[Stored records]
================
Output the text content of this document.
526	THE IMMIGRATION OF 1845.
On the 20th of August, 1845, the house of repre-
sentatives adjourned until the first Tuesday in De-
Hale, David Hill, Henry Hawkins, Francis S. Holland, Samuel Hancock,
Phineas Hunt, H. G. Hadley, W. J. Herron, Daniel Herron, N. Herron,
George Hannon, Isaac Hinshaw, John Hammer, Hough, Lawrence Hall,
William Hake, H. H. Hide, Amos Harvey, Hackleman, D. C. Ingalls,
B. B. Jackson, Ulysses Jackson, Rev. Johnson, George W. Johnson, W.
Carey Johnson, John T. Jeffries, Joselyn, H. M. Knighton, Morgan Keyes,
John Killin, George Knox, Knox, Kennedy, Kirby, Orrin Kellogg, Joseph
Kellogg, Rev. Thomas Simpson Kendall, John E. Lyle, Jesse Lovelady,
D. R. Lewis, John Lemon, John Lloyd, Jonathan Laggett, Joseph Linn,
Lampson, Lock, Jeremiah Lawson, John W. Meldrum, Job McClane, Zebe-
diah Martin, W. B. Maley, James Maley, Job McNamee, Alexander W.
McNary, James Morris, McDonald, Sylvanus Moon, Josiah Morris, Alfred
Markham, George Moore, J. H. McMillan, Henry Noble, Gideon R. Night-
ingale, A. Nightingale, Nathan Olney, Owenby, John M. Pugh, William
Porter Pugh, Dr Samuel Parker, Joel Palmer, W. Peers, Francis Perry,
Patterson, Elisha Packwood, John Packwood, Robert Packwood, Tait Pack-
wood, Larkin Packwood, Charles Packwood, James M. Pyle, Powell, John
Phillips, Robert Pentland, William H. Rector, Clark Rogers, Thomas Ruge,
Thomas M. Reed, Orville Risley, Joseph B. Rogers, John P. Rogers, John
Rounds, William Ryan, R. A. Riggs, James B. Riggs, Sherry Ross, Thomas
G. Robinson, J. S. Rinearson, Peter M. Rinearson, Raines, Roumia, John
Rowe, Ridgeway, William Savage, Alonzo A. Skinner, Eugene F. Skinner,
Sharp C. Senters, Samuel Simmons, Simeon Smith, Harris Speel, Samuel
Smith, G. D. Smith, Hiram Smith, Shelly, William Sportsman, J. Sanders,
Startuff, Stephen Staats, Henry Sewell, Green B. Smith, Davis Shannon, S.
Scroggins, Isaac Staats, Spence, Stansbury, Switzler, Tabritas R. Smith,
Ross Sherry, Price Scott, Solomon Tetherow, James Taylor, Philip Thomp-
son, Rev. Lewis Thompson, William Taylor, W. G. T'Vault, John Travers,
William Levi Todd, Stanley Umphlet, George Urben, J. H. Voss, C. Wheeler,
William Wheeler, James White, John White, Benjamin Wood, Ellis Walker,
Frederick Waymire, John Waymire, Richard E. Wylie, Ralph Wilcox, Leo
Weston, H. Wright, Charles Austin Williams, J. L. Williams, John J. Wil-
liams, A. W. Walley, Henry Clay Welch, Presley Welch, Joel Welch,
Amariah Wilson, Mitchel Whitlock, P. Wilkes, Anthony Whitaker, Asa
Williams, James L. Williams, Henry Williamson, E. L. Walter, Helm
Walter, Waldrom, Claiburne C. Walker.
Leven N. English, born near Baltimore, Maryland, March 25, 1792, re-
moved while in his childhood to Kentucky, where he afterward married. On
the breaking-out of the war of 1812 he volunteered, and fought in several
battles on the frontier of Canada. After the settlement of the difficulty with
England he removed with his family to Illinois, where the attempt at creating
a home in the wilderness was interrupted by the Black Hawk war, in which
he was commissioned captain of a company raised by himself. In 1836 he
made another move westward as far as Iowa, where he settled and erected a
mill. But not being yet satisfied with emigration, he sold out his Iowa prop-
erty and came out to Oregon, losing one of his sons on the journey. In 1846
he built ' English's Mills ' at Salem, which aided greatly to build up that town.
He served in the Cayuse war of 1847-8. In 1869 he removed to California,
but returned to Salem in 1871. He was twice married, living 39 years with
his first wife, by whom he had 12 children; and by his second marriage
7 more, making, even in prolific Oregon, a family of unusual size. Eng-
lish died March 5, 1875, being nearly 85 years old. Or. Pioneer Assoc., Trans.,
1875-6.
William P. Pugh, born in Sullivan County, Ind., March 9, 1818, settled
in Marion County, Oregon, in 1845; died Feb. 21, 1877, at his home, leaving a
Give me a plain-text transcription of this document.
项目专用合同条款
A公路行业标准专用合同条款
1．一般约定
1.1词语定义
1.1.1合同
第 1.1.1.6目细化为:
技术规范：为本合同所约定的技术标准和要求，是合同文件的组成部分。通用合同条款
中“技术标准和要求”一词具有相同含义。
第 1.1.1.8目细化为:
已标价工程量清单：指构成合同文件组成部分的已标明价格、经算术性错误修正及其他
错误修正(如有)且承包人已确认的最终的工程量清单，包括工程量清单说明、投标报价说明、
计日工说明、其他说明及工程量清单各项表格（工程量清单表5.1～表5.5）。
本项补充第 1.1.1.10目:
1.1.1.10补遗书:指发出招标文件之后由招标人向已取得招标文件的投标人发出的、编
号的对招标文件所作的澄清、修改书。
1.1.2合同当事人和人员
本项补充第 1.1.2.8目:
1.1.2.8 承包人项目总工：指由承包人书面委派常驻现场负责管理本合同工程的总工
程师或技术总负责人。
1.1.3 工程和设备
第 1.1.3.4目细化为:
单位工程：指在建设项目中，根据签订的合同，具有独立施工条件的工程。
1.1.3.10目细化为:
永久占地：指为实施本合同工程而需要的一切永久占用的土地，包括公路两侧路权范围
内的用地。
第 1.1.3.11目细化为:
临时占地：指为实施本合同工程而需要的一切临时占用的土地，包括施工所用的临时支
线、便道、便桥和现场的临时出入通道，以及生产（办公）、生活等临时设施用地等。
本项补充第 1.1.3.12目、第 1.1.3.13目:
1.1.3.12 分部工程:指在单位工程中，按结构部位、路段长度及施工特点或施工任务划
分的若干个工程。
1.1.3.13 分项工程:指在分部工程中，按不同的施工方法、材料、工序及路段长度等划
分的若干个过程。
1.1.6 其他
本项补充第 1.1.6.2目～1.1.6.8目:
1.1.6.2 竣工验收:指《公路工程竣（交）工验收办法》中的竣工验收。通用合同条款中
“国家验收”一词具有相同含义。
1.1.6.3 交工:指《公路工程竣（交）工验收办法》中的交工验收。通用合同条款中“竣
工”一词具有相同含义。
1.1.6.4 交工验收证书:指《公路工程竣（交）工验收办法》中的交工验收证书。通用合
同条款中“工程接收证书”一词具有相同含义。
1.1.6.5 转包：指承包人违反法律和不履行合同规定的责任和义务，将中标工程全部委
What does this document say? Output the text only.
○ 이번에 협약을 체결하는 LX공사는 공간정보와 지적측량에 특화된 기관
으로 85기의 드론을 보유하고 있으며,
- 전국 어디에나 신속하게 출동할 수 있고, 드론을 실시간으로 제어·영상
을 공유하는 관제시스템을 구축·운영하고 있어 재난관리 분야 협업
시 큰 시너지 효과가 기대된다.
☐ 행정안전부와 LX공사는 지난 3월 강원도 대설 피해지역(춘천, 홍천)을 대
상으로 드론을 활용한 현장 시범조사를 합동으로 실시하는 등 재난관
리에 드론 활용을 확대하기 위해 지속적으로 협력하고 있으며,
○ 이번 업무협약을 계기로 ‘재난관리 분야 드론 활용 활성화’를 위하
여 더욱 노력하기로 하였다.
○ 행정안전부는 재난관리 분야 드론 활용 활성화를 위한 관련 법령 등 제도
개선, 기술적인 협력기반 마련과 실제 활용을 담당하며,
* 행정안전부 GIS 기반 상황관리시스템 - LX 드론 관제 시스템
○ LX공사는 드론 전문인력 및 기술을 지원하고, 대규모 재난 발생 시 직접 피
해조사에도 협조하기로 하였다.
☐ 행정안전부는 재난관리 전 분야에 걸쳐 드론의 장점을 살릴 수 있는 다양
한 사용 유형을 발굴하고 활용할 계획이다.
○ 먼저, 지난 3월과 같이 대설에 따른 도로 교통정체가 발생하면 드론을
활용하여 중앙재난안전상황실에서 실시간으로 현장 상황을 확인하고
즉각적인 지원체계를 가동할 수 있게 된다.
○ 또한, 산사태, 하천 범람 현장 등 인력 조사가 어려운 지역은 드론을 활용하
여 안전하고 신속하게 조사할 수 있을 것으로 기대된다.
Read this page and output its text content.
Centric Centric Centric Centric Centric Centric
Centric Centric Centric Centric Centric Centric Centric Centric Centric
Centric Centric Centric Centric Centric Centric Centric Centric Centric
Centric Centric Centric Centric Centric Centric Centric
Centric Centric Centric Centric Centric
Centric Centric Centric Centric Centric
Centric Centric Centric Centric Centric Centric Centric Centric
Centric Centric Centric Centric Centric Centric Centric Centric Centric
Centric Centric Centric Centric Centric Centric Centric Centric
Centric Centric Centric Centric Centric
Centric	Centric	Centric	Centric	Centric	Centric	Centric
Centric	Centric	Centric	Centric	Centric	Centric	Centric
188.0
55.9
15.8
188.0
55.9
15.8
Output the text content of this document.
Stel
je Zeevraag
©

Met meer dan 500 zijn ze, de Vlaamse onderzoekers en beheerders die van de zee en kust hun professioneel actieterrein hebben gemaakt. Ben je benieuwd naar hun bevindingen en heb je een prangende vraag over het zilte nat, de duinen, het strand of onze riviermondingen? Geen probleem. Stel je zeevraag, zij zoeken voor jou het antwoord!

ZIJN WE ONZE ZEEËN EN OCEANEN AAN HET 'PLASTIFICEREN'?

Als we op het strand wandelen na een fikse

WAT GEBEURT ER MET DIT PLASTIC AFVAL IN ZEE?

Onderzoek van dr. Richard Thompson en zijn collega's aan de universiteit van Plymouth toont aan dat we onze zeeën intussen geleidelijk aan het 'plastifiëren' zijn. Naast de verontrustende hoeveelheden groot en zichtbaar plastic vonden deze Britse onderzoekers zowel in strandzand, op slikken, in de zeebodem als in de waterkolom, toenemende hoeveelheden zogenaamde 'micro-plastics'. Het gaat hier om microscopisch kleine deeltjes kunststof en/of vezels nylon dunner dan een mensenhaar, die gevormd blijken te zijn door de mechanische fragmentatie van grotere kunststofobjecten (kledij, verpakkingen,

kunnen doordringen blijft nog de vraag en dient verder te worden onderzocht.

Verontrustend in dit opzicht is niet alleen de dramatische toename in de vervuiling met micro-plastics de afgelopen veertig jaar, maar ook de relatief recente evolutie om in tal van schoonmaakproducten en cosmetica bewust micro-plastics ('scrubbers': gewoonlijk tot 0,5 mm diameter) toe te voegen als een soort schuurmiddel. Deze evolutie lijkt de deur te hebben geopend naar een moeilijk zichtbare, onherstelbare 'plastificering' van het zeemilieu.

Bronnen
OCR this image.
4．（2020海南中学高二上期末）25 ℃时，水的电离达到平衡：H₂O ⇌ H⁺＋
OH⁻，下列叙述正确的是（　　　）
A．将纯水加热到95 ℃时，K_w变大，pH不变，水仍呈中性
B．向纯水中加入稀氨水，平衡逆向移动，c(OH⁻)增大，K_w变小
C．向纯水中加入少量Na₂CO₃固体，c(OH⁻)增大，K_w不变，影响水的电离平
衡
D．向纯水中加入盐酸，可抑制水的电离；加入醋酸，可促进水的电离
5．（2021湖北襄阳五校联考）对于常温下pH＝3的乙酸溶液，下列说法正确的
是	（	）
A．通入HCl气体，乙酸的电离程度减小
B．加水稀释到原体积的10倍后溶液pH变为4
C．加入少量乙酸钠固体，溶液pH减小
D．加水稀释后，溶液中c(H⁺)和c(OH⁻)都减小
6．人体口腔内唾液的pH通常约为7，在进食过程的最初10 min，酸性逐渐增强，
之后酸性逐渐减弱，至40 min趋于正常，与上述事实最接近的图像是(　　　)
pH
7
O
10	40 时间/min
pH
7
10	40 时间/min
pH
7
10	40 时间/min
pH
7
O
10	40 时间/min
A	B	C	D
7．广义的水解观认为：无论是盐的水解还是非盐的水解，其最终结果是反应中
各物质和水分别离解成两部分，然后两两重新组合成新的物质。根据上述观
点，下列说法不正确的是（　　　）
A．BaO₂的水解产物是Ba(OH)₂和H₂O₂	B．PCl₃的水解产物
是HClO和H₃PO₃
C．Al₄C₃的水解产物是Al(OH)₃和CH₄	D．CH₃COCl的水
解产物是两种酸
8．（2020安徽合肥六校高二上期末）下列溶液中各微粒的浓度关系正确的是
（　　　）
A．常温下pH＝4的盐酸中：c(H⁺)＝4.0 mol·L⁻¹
================
Check the data for the word "Iowa" and pull out the lines that have it.

made another move westward as far as Iowa, where he settled and erected a
mill. But not being yet satisfied with emigration, he sold out his Iowa prop-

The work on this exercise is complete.